Copy out, exactly as given, every line from the line with "Read all visible content and emit it as JSON." to the end of the listing, both of those lines included.

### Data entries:
--- BEGIN ---
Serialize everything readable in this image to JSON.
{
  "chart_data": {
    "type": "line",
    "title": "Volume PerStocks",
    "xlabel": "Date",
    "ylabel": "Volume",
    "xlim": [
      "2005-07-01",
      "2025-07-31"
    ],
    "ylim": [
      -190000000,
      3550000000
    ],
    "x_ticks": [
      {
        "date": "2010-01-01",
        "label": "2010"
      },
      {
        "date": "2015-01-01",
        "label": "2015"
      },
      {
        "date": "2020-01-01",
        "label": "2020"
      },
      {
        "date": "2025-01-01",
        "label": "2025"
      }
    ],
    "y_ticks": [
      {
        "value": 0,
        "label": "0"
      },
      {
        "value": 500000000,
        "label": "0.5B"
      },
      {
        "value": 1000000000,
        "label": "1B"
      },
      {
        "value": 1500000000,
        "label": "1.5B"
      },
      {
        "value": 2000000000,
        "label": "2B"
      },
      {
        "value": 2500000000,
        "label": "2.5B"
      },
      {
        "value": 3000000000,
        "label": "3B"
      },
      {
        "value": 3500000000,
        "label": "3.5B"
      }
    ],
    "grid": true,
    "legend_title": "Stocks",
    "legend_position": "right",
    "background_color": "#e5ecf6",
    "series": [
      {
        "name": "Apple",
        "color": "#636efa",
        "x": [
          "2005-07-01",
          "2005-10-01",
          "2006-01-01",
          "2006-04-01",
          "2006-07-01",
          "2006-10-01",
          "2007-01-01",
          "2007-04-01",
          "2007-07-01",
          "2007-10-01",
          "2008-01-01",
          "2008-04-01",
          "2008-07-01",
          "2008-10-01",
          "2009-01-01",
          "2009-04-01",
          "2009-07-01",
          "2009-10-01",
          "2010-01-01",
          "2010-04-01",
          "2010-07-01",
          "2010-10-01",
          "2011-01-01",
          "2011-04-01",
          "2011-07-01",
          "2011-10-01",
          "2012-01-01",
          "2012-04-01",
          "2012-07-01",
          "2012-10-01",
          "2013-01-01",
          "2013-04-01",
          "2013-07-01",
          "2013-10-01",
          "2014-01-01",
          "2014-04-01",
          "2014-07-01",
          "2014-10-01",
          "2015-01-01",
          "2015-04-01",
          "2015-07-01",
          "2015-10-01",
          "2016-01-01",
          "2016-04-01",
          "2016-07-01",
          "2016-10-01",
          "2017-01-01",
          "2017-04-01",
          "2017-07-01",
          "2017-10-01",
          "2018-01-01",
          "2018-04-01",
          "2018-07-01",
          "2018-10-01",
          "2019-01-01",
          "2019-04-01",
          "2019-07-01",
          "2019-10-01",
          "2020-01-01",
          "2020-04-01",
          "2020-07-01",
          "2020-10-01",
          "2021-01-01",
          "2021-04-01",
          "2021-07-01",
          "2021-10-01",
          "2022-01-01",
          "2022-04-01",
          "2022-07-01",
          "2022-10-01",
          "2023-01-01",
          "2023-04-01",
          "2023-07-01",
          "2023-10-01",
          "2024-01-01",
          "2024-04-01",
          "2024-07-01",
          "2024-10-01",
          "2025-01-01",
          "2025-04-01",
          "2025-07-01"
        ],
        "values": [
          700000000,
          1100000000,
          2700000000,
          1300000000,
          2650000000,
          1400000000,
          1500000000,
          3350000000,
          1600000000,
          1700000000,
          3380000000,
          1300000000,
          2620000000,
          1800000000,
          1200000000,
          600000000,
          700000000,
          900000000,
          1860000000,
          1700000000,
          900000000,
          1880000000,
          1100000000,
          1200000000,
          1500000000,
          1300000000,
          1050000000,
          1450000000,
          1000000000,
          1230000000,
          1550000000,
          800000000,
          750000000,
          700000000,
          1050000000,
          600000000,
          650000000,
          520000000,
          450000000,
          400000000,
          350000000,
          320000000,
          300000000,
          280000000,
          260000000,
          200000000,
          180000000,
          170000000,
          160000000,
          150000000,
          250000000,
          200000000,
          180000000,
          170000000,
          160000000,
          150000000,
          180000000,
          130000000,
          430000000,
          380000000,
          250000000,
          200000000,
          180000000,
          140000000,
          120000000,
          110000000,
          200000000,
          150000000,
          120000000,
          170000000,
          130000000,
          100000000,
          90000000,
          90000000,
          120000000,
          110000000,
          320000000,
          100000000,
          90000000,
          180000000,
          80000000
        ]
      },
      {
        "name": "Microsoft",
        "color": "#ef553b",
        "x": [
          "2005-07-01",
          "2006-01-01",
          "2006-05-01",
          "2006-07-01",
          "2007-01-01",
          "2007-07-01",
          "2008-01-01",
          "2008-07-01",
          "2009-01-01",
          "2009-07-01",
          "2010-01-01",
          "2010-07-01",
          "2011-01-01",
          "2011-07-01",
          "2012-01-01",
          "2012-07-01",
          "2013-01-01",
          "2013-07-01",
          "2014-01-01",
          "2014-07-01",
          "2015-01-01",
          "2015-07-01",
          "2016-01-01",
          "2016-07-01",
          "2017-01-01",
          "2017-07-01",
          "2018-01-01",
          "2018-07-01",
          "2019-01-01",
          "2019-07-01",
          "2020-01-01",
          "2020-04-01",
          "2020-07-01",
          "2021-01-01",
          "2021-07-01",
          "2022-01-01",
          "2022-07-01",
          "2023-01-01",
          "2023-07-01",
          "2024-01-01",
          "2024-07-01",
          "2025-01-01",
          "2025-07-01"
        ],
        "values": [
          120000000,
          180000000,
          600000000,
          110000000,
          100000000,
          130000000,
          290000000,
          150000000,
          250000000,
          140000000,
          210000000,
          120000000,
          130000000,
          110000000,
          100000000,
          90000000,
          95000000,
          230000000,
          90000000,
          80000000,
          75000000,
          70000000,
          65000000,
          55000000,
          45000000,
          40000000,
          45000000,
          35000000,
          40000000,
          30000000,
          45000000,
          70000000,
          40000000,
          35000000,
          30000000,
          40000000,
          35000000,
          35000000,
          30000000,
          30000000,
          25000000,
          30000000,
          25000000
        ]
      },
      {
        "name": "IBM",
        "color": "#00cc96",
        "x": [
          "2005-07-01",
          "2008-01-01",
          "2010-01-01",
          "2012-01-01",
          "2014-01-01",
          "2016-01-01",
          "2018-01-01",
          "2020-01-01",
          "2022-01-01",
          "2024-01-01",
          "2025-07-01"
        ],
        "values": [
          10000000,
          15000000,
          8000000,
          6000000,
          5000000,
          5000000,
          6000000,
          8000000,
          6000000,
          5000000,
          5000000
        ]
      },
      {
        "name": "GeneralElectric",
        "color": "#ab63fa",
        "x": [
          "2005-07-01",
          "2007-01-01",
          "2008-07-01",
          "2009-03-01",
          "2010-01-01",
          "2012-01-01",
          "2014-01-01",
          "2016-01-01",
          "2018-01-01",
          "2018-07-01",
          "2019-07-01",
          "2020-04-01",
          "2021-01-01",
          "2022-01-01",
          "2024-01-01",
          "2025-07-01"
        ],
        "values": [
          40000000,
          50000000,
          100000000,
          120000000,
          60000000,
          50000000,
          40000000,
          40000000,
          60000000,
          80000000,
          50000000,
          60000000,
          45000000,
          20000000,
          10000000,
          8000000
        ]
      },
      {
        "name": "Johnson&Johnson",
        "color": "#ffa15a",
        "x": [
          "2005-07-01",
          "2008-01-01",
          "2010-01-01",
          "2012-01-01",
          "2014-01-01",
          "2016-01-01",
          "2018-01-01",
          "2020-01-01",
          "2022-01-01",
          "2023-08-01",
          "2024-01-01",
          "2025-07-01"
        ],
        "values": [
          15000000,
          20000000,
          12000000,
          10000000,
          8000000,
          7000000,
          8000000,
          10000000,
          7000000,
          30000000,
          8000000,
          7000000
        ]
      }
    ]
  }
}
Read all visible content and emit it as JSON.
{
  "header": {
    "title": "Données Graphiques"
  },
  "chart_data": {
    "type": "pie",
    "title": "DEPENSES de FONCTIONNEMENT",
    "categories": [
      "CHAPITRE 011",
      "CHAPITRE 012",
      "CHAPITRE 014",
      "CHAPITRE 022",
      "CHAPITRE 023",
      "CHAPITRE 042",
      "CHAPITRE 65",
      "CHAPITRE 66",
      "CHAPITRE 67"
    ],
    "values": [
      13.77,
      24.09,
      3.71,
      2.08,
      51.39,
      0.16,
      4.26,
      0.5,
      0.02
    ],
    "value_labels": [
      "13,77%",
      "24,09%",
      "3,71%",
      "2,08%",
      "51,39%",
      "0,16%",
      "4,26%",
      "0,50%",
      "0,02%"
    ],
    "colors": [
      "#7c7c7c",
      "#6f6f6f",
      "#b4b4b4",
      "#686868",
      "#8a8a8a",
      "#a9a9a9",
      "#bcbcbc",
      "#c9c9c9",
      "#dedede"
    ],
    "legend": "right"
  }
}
--- END ---
### THE OUTPUT:
Read all visible content and emit it as JSON.
{
  "header": {
    "title": "Données Graphiques"
  },
  "chart_data": {
    "type": "pie",
    "title": "DEPENSES de FONCTIONNEMENT",
    "categories": [
      "CHAPITRE 011",
      "CHAPITRE 012",
      "CHAPITRE 014",
      "CHAPITRE 022",
      "CHAPITRE 023",
      "CHAPITRE 042",
      "CHAPITRE 65",
      "CHAPITRE 66",
      "CHAPITRE 67"
    ],
    "values": [
      13.77,
      24.09,
      3.71,
      2.08,
      51.39,
      0.16,
      4.26,
      0.5,
      0.02
    ],
    "value_labels": [
      "13,77%",
      "24,09%",
      "3,71%",
      "2,08%",
      "51,39%",
      "0,16%",
      "4,26%",
      "0,50%",
      "0,02%"
    ],
    "colors": [
      "#7c7c7c",
      "#6f6f6f",
      "#b4b4b4",
      "#686868",
      "#8a8a8a",
      "#a9a9a9",
      "#bcbcbc",
      "#c9c9c9",
      "#dedede"
    ],
    "legend": "right"
  }
}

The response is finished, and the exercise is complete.